**Problem statement**: Reproduce the entries below, substituting "y-axis-tick-label" for every occurrence of "y-tick-label" and leaving everything else unchanged. Omit the pictures from your answer.

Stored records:
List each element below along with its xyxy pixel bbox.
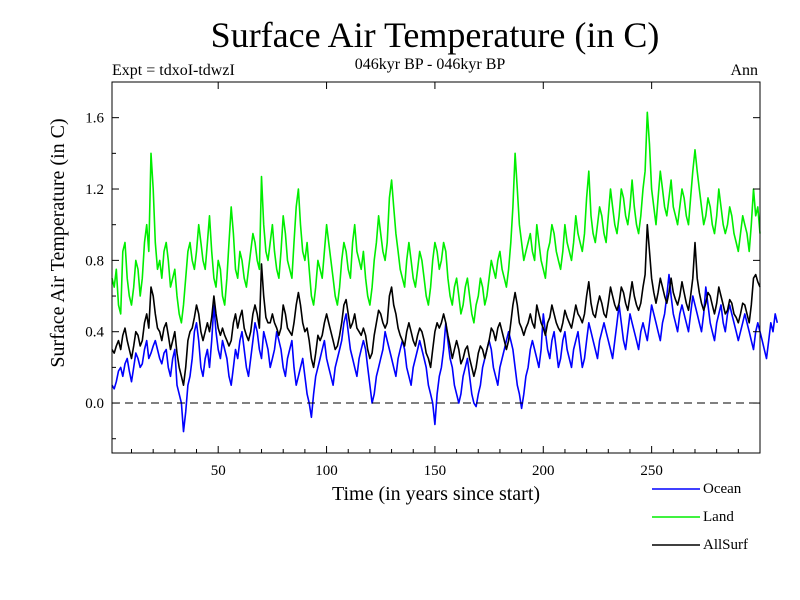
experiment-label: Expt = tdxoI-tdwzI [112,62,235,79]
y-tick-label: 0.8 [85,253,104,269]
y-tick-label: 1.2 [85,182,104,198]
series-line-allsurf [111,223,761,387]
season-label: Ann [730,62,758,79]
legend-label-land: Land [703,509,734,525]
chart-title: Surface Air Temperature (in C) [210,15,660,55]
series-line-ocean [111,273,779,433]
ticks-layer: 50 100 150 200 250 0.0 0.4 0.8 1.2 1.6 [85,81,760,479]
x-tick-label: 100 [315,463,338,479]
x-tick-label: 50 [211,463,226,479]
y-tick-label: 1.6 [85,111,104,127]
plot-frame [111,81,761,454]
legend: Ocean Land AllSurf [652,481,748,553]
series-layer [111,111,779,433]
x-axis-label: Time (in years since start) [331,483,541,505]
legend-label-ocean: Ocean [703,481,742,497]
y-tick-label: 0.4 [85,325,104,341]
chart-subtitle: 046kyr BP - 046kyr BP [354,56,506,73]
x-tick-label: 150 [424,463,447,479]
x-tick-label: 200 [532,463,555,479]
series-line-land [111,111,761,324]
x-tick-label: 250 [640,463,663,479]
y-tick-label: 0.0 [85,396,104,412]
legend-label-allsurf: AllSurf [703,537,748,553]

**Correct output**:
List each element below along with its xyxy pixel bbox.
experiment-label: Expt = tdxoI-tdwzI [112,62,235,79]
y-axis-tick-label: 0.8 [85,253,104,269]
y-axis-tick-label: 1.2 [85,182,104,198]
series-line-allsurf [111,223,761,387]
season-label: Ann [730,62,758,79]
legend-label-land: Land [703,509,734,525]
chart-title: Surface Air Temperature (in C) [210,15,660,55]
series-line-ocean [111,273,779,433]
ticks-layer: 50 100 150 200 250 0.0 0.4 0.8 1.2 1.6 [85,81,760,479]
x-tick-label: 100 [315,463,338,479]
x-tick-label: 50 [211,463,226,479]
y-axis-tick-label: 1.6 [85,111,104,127]
plot-frame [111,81,761,454]
legend: Ocean Land AllSurf [652,481,748,553]
series-layer [111,111,779,433]
x-axis-label: Time (in years since start) [331,483,541,505]
legend-label-ocean: Ocean [703,481,742,497]
y-axis-tick-label: 0.4 [85,325,104,341]
chart-subtitle: 046kyr BP - 046kyr BP [354,56,506,73]
x-tick-label: 150 [424,463,447,479]
x-tick-label: 200 [532,463,555,479]
series-line-land [111,111,761,324]
x-tick-label: 250 [640,463,663,479]
y-axis-tick-label: 0.0 [85,396,104,412]
legend-label-allsurf: AllSurf [703,537,748,553]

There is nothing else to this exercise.